[Records from a data source]

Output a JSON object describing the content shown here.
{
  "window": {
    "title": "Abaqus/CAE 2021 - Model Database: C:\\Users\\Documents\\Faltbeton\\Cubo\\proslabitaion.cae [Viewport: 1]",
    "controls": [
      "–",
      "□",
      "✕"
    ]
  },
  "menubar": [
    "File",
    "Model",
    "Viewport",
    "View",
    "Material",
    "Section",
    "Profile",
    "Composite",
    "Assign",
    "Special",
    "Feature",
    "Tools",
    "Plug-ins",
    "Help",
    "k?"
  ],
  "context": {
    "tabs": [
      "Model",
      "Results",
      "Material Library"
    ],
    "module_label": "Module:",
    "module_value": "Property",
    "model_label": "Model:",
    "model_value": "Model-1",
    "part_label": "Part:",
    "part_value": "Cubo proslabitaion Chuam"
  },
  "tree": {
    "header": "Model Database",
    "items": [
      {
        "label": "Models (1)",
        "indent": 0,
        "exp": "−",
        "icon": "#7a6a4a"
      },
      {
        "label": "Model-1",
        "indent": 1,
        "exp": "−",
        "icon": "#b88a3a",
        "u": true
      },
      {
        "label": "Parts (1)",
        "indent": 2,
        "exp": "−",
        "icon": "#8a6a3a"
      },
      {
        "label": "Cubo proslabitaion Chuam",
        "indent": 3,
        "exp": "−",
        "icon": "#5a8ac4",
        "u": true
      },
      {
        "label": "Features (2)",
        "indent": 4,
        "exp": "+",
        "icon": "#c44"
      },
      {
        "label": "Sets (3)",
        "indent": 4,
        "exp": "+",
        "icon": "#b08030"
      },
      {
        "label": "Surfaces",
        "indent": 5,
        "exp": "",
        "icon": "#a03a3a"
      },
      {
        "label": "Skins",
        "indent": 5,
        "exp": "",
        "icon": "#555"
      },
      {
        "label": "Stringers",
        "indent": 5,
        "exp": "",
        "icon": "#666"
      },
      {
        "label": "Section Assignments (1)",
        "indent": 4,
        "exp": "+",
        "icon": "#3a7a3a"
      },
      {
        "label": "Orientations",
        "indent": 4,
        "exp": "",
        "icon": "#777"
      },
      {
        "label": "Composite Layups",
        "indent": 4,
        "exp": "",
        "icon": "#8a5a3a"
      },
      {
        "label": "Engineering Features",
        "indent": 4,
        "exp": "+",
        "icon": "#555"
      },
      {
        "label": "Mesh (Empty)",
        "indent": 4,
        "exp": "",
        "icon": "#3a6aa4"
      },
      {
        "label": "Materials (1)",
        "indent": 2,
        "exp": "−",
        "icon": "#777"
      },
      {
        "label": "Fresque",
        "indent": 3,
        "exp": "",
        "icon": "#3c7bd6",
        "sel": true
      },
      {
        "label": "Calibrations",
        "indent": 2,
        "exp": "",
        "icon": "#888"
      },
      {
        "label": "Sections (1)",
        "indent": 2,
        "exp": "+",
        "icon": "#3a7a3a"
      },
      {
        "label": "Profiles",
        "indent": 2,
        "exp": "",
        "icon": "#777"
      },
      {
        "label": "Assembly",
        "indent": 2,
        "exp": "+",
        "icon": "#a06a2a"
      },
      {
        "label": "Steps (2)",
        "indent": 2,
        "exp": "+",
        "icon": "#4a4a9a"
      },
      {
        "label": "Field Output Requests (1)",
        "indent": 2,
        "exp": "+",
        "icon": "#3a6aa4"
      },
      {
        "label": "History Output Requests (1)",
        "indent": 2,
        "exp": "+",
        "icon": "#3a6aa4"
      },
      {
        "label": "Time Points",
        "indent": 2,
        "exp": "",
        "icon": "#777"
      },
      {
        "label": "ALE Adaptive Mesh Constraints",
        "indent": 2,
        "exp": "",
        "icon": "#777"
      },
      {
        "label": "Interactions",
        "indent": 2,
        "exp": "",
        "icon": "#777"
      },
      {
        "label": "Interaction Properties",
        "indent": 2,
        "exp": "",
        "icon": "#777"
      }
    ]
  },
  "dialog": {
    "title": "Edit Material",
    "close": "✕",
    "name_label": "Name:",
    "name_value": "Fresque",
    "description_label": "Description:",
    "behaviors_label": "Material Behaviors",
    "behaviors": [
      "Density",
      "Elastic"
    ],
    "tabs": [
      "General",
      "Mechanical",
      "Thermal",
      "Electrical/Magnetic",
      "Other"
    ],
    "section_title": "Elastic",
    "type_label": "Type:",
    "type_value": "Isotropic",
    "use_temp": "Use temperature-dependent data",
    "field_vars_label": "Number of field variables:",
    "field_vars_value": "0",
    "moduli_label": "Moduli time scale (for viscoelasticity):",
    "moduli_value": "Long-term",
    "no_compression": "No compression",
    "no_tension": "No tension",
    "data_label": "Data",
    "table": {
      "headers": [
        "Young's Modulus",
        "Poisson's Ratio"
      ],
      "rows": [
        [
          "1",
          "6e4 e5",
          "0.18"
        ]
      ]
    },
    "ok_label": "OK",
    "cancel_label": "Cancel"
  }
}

SHORT TASK:
Pull out the lines above in which the word "proslabitaion" appears.

ANSWER FOR THE TASK:
    "title": "Abaqus/CAE 2021 - Model Database: C:\\Users\\Documents\\Faltbeton\\Cubo\\proslabitaion.cae [Viewport: 1]",
    "part_value": "Cubo proslabitaion Chuam"
        "label": "Cubo proslabitaion Chuam",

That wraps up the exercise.